> **EXERCISE BRIEF**:
Repeat the listing in full, word for word.

> **Records**:
* Begin *

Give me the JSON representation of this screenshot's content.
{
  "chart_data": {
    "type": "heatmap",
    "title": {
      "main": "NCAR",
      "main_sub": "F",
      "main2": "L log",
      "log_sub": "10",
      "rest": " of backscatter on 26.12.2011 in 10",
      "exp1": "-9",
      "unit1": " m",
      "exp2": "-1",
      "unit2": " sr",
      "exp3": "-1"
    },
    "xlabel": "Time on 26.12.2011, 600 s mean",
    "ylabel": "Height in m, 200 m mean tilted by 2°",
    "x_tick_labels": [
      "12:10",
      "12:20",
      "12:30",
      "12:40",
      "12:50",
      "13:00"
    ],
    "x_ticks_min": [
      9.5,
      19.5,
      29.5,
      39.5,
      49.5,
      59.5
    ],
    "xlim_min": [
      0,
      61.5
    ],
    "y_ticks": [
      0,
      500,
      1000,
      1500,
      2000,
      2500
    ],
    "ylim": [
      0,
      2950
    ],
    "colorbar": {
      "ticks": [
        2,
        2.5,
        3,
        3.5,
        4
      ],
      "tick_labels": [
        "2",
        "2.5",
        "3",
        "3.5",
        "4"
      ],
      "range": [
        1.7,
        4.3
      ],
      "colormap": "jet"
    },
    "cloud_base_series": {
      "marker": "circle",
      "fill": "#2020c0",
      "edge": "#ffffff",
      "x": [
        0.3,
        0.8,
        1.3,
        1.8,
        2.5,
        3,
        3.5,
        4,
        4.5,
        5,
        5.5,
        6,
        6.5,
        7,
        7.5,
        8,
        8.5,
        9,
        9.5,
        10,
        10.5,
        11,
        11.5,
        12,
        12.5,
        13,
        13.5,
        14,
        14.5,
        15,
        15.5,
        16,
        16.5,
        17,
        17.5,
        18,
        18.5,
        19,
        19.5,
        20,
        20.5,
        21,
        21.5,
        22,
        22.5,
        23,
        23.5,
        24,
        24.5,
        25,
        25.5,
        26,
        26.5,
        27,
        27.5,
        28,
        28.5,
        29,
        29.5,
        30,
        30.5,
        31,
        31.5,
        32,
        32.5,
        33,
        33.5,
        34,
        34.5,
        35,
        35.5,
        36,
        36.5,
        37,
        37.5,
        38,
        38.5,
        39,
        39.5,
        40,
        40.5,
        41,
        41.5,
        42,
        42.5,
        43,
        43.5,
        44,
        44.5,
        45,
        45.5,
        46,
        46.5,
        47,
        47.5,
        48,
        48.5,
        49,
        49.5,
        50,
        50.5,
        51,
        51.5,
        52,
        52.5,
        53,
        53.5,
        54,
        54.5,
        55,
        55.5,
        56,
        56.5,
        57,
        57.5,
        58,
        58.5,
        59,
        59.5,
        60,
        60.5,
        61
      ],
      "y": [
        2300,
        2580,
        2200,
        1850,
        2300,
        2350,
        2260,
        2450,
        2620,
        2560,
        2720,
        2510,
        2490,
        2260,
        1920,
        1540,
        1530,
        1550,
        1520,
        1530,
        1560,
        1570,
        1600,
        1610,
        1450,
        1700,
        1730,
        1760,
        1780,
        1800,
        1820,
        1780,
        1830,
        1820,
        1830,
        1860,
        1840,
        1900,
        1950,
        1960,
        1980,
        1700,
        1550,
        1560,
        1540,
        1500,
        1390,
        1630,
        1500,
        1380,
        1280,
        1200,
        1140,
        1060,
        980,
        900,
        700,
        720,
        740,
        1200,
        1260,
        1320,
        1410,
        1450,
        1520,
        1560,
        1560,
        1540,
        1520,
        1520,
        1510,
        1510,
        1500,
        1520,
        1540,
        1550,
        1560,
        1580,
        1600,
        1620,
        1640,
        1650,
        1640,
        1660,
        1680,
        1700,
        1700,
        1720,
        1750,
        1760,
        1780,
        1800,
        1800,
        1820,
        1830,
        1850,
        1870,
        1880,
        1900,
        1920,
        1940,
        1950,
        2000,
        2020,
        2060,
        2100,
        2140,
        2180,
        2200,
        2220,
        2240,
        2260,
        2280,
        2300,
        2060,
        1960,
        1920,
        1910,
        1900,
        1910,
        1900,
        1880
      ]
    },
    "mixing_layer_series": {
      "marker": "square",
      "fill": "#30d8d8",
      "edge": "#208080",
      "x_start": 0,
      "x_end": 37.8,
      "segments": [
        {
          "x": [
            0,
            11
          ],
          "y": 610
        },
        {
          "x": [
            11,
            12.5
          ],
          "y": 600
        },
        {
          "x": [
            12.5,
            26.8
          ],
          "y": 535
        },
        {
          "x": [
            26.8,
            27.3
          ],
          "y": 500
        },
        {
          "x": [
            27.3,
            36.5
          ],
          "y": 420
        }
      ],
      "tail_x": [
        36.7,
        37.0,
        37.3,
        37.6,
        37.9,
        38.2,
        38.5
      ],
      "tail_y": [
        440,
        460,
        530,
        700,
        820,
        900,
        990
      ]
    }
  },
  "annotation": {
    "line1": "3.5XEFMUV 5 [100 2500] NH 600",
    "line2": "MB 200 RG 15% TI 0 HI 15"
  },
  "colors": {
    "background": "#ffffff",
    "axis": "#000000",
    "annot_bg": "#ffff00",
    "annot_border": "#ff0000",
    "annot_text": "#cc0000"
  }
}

* End *

> **RESULT**:
Give me the JSON representation of this screenshot's content.
{
  "chart_data": {
    "type": "heatmap",
    "title": {
      "main": "NCAR",
      "main_sub": "F",
      "main2": "L log",
      "log_sub": "10",
      "rest": " of backscatter on 26.12.2011 in 10",
      "exp1": "-9",
      "unit1": " m",
      "exp2": "-1",
      "unit2": " sr",
      "exp3": "-1"
    },
    "xlabel": "Time on 26.12.2011, 600 s mean",
    "ylabel": "Height in m, 200 m mean tilted by 2°",
    "x_tick_labels": [
      "12:10",
      "12:20",
      "12:30",
      "12:40",
      "12:50",
      "13:00"
    ],
    "x_ticks_min": [
      9.5,
      19.5,
      29.5,
      39.5,
      49.5,
      59.5
    ],
    "xlim_min": [
      0,
      61.5
    ],
    "y_ticks": [
      0,
      500,
      1000,
      1500,
      2000,
      2500
    ],
    "ylim": [
      0,
      2950
    ],
    "colorbar": {
      "ticks": [
        2,
        2.5,
        3,
        3.5,
        4
      ],
      "tick_labels": [
        "2",
        "2.5",
        "3",
        "3.5",
        "4"
      ],
      "range": [
        1.7,
        4.3
      ],
      "colormap": "jet"
    },
    "cloud_base_series": {
      "marker": "circle",
      "fill": "#2020c0",
      "edge": "#ffffff",
      "x": [
        0.3,
        0.8,
        1.3,
        1.8,
        2.5,
        3,
        3.5,
        4,
        4.5,
        5,
        5.5,
        6,
        6.5,
        7,
        7.5,
        8,
        8.5,
        9,
        9.5,
        10,
        10.5,
        11,
        11.5,
        12,
        12.5,
        13,
        13.5,
        14,
        14.5,
        15,
        15.5,
        16,
        16.5,
        17,
        17.5,
        18,
        18.5,
        19,
        19.5,
        20,
        20.5,
        21,
        21.5,
        22,
        22.5,
        23,
        23.5,
        24,
        24.5,
        25,
        25.5,
        26,
        26.5,
        27,
        27.5,
        28,
        28.5,
        29,
        29.5,
        30,
        30.5,
        31,
        31.5,
        32,
        32.5,
        33,
        33.5,
        34,
        34.5,
        35,
        35.5,
        36,
        36.5,
        37,
        37.5,
        38,
        38.5,
        39,
        39.5,
        40,
        40.5,
        41,
        41.5,
        42,
        42.5,
        43,
        43.5,
        44,
        44.5,
        45,
        45.5,
        46,
        46.5,
        47,
        47.5,
        48,
        48.5,
        49,
        49.5,
        50,
        50.5,
        51,
        51.5,
        52,
        52.5,
        53,
        53.5,
        54,
        54.5,
        55,
        55.5,
        56,
        56.5,
        57,
        57.5,
        58,
        58.5,
        59,
        59.5,
        60,
        60.5,
        61
      ],
      "y": [
        2300,
        2580,
        2200,
        1850,
        2300,
        2350,
        2260,
        2450,
        2620,
        2560,
        2720,
        2510,
        2490,
        2260,
        1920,
        1540,
        1530,
        1550,
        1520,
        1530,
        1560,
        1570,
        1600,
        1610,
        1450,
        1700,
        1730,
        1760,
        1780,
        1800,
        1820,
        1780,
        1830,
        1820,
        1830,
        1860,
        1840,
        1900,
        1950,
        1960,
        1980,
        1700,
        1550,
        1560,
        1540,
        1500,
        1390,
        1630,
        1500,
        1380,
        1280,
        1200,
        1140,
        1060,
        980,
        900,
        700,
        720,
        740,
        1200,
        1260,
        1320,
        1410,
        1450,
        1520,
        1560,
        1560,
        1540,
        1520,
        1520,
        1510,
        1510,
        1500,
        1520,
        1540,
        1550,
        1560,
        1580,
        1600,
        1620,
        1640,
        1650,
        1640,
        1660,
        1680,
        1700,
        1700,
        1720,
        1750,
        1760,
        1780,
        1800,
        1800,
        1820,
        1830,
        1850,
        1870,
        1880,
        1900,
        1920,
        1940,
        1950,
        2000,
        2020,
        2060,
        2100,
        2140,
        2180,
        2200,
        2220,
        2240,
        2260,
        2280,
        2300,
        2060,
        1960,
        1920,
        1910,
        1900,
        1910,
        1900,
        1880
      ]
    },
    "mixing_layer_series": {
      "marker": "square",
      "fill": "#30d8d8",
      "edge": "#208080",
      "x_start": 0,
      "x_end": 37.8,
      "segments": [
        {
          "x": [
            0,
            11
          ],
          "y": 610
        },
        {
          "x": [
            11,
            12.5
          ],
          "y": 600
        },
        {
          "x": [
            12.5,
            26.8
          ],
          "y": 535
        },
        {
          "x": [
            26.8,
            27.3
          ],
          "y": 500
        },
        {
          "x": [
            27.3,
            36.5
          ],
          "y": 420
        }
      ],
      "tail_x": [
        36.7,
        37.0,
        37.3,
        37.6,
        37.9,
        38.2,
        38.5
      ],
      "tail_y": [
        440,
        460,
        530,
        700,
        820,
        900,
        990
      ]
    }
  },
  "annotation": {
    "line1": "3.5XEFMUV 5 [100 2500] NH 600",
    "line2": "MB 200 RG 15% TI 0 HI 15"
  },
  "colors": {
    "background": "#ffffff",
    "axis": "#000000",
    "annot_bg": "#ffff00",
    "annot_border": "#ff0000",
    "annot_text": "#cc0000"
  }
}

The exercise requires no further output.